Problem to solve |
Reproduce the following rows verbatim, without the pictures.

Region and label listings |
↓

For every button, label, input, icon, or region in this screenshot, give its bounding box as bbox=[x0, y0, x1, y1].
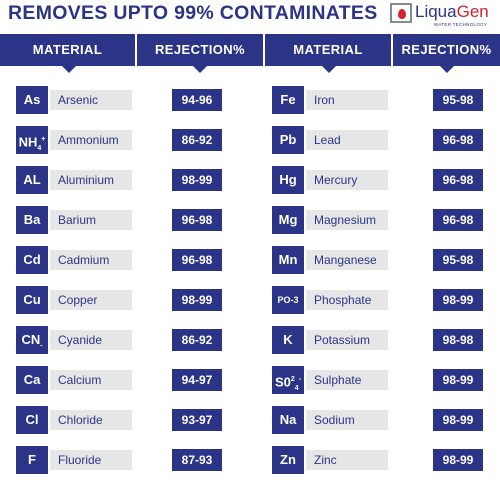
header-pointer bbox=[322, 66, 336, 73]
rejection-value: 98-98 bbox=[433, 329, 483, 351]
brand-tagline: WATER TECHNOLOGY bbox=[434, 22, 488, 27]
material-name: Chloride bbox=[50, 410, 132, 430]
element-symbol-badge: S024- bbox=[272, 366, 304, 394]
element-symbol-badge: NH4+ bbox=[16, 126, 48, 154]
rejection-value: 96-98 bbox=[433, 209, 483, 231]
element-symbol-badge: Zn bbox=[272, 446, 304, 474]
element-symbol-badge: PO-3 bbox=[272, 286, 304, 314]
rejection-value: 96-98 bbox=[172, 209, 222, 231]
logo-drop-icon bbox=[390, 3, 412, 23]
element-symbol-badge: F bbox=[16, 446, 48, 474]
element-symbol-badge: Cl bbox=[16, 406, 48, 434]
element-symbol-badge: Cu bbox=[16, 286, 48, 314]
rejection-value: 95-98 bbox=[433, 89, 483, 111]
rejection-value: 96-98 bbox=[433, 169, 483, 191]
element-symbol-badge: Hg bbox=[272, 166, 304, 194]
header-rejection-left: REJECTION% bbox=[155, 42, 245, 57]
element-symbol-badge: As bbox=[16, 86, 48, 114]
header-divider bbox=[135, 34, 137, 66]
material-name: Copper bbox=[50, 290, 132, 310]
element-symbol-badge: CN- bbox=[16, 326, 48, 354]
brand-name: LiquaGen bbox=[415, 2, 489, 21]
material-name: Sodium bbox=[306, 410, 388, 430]
material-name: Cyanide bbox=[50, 330, 132, 350]
element-symbol-badge: K bbox=[272, 326, 304, 354]
rejection-value: 98-99 bbox=[172, 289, 222, 311]
element-symbol-badge: Cd bbox=[16, 246, 48, 274]
header-pointer bbox=[193, 66, 207, 73]
header-material-right: MATERIAL bbox=[293, 42, 363, 57]
material-name: Cadmium bbox=[50, 250, 132, 270]
material-name: Iron bbox=[306, 90, 388, 110]
rejection-value: 95-98 bbox=[433, 249, 483, 271]
material-name: Potassium bbox=[306, 330, 388, 350]
header-divider bbox=[391, 34, 393, 66]
rejection-value: 98-99 bbox=[433, 369, 483, 391]
rejection-value: 93-97 bbox=[172, 409, 222, 431]
material-name: Lead bbox=[306, 130, 388, 150]
element-symbol-badge: AL bbox=[16, 166, 48, 194]
header-pointer bbox=[440, 66, 454, 73]
page-title: REMOVES UPTO 99% CONTAMINATES bbox=[8, 2, 378, 24]
material-name: Phosphate bbox=[306, 290, 388, 310]
material-name: Zinc bbox=[306, 450, 388, 470]
rejection-value: 86-92 bbox=[172, 129, 222, 151]
element-symbol-badge: Ca bbox=[16, 366, 48, 394]
material-name: Fluoride bbox=[50, 450, 132, 470]
material-name: Barium bbox=[50, 210, 132, 230]
material-name: Mercury bbox=[306, 170, 388, 190]
rejection-value: 96-98 bbox=[433, 129, 483, 151]
material-name: Sulphate bbox=[306, 370, 388, 390]
rejection-value: 87-93 bbox=[172, 449, 222, 471]
header-pointer bbox=[62, 66, 76, 73]
element-symbol-badge: Pb bbox=[272, 126, 304, 154]
material-name: Arsenic bbox=[50, 90, 132, 110]
element-symbol-badge: Ba bbox=[16, 206, 48, 234]
rejection-value: 98-99 bbox=[433, 289, 483, 311]
header-material-left: MATERIAL bbox=[32, 42, 103, 57]
brand-logo: LiquaGen WATER TECHNOLOGY bbox=[390, 2, 496, 31]
material-name: Ammonium bbox=[50, 130, 132, 150]
rejection-value: 86-92 bbox=[172, 329, 222, 351]
element-symbol-badge: Fe bbox=[272, 86, 304, 114]
header-rejection-right: REJECTION% bbox=[401, 42, 492, 57]
rejection-value: 98-99 bbox=[433, 409, 483, 431]
rejection-value: 98-99 bbox=[172, 169, 222, 191]
material-name: Aluminium bbox=[50, 170, 132, 190]
rejection-value: 94-97 bbox=[172, 369, 222, 391]
material-name: Magnesium bbox=[306, 210, 388, 230]
header-divider bbox=[263, 34, 265, 66]
element-symbol-badge: Mn bbox=[272, 246, 304, 274]
rejection-value: 94-96 bbox=[172, 89, 222, 111]
table-header: MATERIAL REJECTION% MATERIAL REJECTION% bbox=[0, 34, 500, 66]
element-symbol-badge: Mg bbox=[272, 206, 304, 234]
rejection-value: 96-98 bbox=[172, 249, 222, 271]
material-name: Calcium bbox=[50, 370, 132, 390]
material-name: Manganese bbox=[306, 250, 388, 270]
rejection-value: 98-99 bbox=[433, 449, 483, 471]
element-symbol-badge: Na bbox=[272, 406, 304, 434]
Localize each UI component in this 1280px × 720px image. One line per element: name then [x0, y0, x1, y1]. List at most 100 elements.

↑

Final result |
For every button, label, input, icon, or region in this screenshot, give its bounding box as bbox=[x0, y0, x1, y1].
header-pointer bbox=[322, 66, 336, 73]
rejection-value: 98-98 bbox=[433, 329, 483, 351]
brand-tagline: WATER TECHNOLOGY bbox=[434, 22, 488, 27]
material-name: Chloride bbox=[50, 410, 132, 430]
element-symbol-badge: S024- bbox=[272, 366, 304, 394]
element-symbol-badge: NH4+ bbox=[16, 126, 48, 154]
rejection-value: 96-98 bbox=[433, 209, 483, 231]
element-symbol-badge: Zn bbox=[272, 446, 304, 474]
element-symbol-badge: PO-3 bbox=[272, 286, 304, 314]
rejection-value: 96-98 bbox=[172, 209, 222, 231]
logo-drop-icon bbox=[390, 3, 412, 23]
element-symbol-badge: F bbox=[16, 446, 48, 474]
element-symbol-badge: Cl bbox=[16, 406, 48, 434]
element-symbol-badge: Cu bbox=[16, 286, 48, 314]
rejection-value: 95-98 bbox=[433, 89, 483, 111]
rejection-value: 96-98 bbox=[433, 169, 483, 191]
element-symbol-badge: Hg bbox=[272, 166, 304, 194]
header-rejection-left: REJECTION% bbox=[155, 42, 245, 57]
element-symbol-badge: As bbox=[16, 86, 48, 114]
header-divider bbox=[135, 34, 137, 66]
material-name: Copper bbox=[50, 290, 132, 310]
element-symbol-badge: CN- bbox=[16, 326, 48, 354]
brand-name: LiquaGen bbox=[415, 2, 489, 21]
material-name: Sodium bbox=[306, 410, 388, 430]
material-name: Cyanide bbox=[50, 330, 132, 350]
element-symbol-badge: K bbox=[272, 326, 304, 354]
rejection-value: 98-99 bbox=[172, 289, 222, 311]
element-symbol-badge: Cd bbox=[16, 246, 48, 274]
header-pointer bbox=[193, 66, 207, 73]
header-material-right: MATERIAL bbox=[293, 42, 363, 57]
material-name: Cadmium bbox=[50, 250, 132, 270]
material-name: Iron bbox=[306, 90, 388, 110]
rejection-value: 95-98 bbox=[433, 249, 483, 271]
material-name: Potassium bbox=[306, 330, 388, 350]
header-divider bbox=[391, 34, 393, 66]
rejection-value: 98-99 bbox=[433, 369, 483, 391]
rejection-value: 93-97 bbox=[172, 409, 222, 431]
material-name: Lead bbox=[306, 130, 388, 150]
element-symbol-badge: AL bbox=[16, 166, 48, 194]
header-pointer bbox=[440, 66, 454, 73]
page-title: REMOVES UPTO 99% CONTAMINATES bbox=[8, 2, 378, 24]
material-name: Phosphate bbox=[306, 290, 388, 310]
material-name: Zinc bbox=[306, 450, 388, 470]
rejection-value: 86-92 bbox=[172, 129, 222, 151]
element-symbol-badge: Ca bbox=[16, 366, 48, 394]
material-name: Fluoride bbox=[50, 450, 132, 470]
material-name: Barium bbox=[50, 210, 132, 230]
material-name: Mercury bbox=[306, 170, 388, 190]
rejection-value: 96-98 bbox=[433, 129, 483, 151]
material-name: Sulphate bbox=[306, 370, 388, 390]
rejection-value: 87-93 bbox=[172, 449, 222, 471]
header-pointer bbox=[62, 66, 76, 73]
element-symbol-badge: Pb bbox=[272, 126, 304, 154]
material-name: Arsenic bbox=[50, 90, 132, 110]
element-symbol-badge: Ba bbox=[16, 206, 48, 234]
rejection-value: 98-99 bbox=[433, 289, 483, 311]
header-material-left: MATERIAL bbox=[32, 42, 103, 57]
brand-logo: LiquaGen WATER TECHNOLOGY bbox=[390, 2, 496, 31]
material-name: Ammonium bbox=[50, 130, 132, 150]
rejection-value: 86-92 bbox=[172, 329, 222, 351]
element-symbol-badge: Fe bbox=[272, 86, 304, 114]
header-rejection-right: REJECTION% bbox=[401, 42, 492, 57]
rejection-value: 98-99 bbox=[433, 409, 483, 431]
rejection-value: 98-99 bbox=[172, 169, 222, 191]
material-name: Aluminium bbox=[50, 170, 132, 190]
rejection-value: 94-97 bbox=[172, 369, 222, 391]
material-name: Magnesium bbox=[306, 210, 388, 230]
header-divider bbox=[263, 34, 265, 66]
element-symbol-badge: Mn bbox=[272, 246, 304, 274]
rejection-value: 94-96 bbox=[172, 89, 222, 111]
table-header: MATERIAL REJECTION% MATERIAL REJECTION% bbox=[0, 34, 500, 66]
element-symbol-badge: Mg bbox=[272, 206, 304, 234]
rejection-value: 96-98 bbox=[172, 249, 222, 271]
material-name: Calcium bbox=[50, 370, 132, 390]
material-name: Manganese bbox=[306, 250, 388, 270]
rejection-value: 98-99 bbox=[433, 449, 483, 471]
element-symbol-badge: Na bbox=[272, 406, 304, 434]
Localize each UI component in this 1280px × 720px image. One line per element: name then [x0, y0, x1, y1]. List at most 100 elements.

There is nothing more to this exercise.